# [Given information]
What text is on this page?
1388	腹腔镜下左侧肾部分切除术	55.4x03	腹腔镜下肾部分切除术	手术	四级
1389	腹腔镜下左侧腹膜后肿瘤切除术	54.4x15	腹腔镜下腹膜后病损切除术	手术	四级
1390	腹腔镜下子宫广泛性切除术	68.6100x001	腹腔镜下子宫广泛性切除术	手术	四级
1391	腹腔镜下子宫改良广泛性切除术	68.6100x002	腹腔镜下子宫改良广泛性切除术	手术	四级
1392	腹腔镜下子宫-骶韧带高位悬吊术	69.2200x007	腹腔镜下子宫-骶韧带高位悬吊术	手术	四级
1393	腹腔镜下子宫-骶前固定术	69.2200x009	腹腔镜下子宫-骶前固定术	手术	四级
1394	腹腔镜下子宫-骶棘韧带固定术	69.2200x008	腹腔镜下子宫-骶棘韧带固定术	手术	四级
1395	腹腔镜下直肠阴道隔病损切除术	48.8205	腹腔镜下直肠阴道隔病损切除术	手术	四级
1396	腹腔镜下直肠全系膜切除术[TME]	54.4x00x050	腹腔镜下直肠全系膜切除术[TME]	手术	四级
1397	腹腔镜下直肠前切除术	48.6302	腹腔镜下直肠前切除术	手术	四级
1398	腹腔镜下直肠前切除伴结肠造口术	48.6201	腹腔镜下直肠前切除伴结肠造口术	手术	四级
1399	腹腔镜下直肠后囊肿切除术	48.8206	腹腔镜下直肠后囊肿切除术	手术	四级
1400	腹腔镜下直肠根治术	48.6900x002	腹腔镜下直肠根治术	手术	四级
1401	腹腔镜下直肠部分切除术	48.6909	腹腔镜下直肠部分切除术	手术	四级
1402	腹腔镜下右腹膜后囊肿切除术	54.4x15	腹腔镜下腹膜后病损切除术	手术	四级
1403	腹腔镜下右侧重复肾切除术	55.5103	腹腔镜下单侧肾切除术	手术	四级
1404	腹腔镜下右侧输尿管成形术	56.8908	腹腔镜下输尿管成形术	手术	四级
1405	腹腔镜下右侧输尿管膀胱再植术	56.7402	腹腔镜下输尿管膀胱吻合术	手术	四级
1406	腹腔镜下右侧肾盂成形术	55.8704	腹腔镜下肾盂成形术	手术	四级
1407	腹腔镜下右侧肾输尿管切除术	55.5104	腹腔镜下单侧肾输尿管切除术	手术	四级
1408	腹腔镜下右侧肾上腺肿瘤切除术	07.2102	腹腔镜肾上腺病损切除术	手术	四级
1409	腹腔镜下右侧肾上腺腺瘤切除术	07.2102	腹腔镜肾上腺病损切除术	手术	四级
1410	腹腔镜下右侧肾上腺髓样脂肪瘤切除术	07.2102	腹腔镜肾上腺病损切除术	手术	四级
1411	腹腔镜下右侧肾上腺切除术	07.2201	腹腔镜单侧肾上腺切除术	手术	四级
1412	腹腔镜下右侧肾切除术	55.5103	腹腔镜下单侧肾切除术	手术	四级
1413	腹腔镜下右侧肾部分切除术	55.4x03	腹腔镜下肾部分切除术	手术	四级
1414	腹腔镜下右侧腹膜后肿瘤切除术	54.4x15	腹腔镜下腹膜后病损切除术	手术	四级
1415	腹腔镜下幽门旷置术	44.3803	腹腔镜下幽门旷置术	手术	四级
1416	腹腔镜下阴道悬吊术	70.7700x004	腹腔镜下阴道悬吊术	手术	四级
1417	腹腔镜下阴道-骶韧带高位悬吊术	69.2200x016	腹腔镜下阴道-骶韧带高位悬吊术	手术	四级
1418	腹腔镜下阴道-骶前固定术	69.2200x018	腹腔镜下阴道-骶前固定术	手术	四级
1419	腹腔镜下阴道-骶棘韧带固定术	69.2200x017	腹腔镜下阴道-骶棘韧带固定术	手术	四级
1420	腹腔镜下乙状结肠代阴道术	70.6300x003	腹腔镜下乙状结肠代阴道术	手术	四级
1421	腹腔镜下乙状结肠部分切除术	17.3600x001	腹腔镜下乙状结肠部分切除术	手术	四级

# [Task statement]
Pull out each line of the entries that contains "腹腔镜下单侧肾切除术".

# [The solution]
1403	腹腔镜下右侧重复肾切除术	55.5103	腹腔镜下单侧肾切除术	手术	四级
1412	腹腔镜下右侧肾切除术	55.5103	腹腔镜下单侧肾切除术	手术	四级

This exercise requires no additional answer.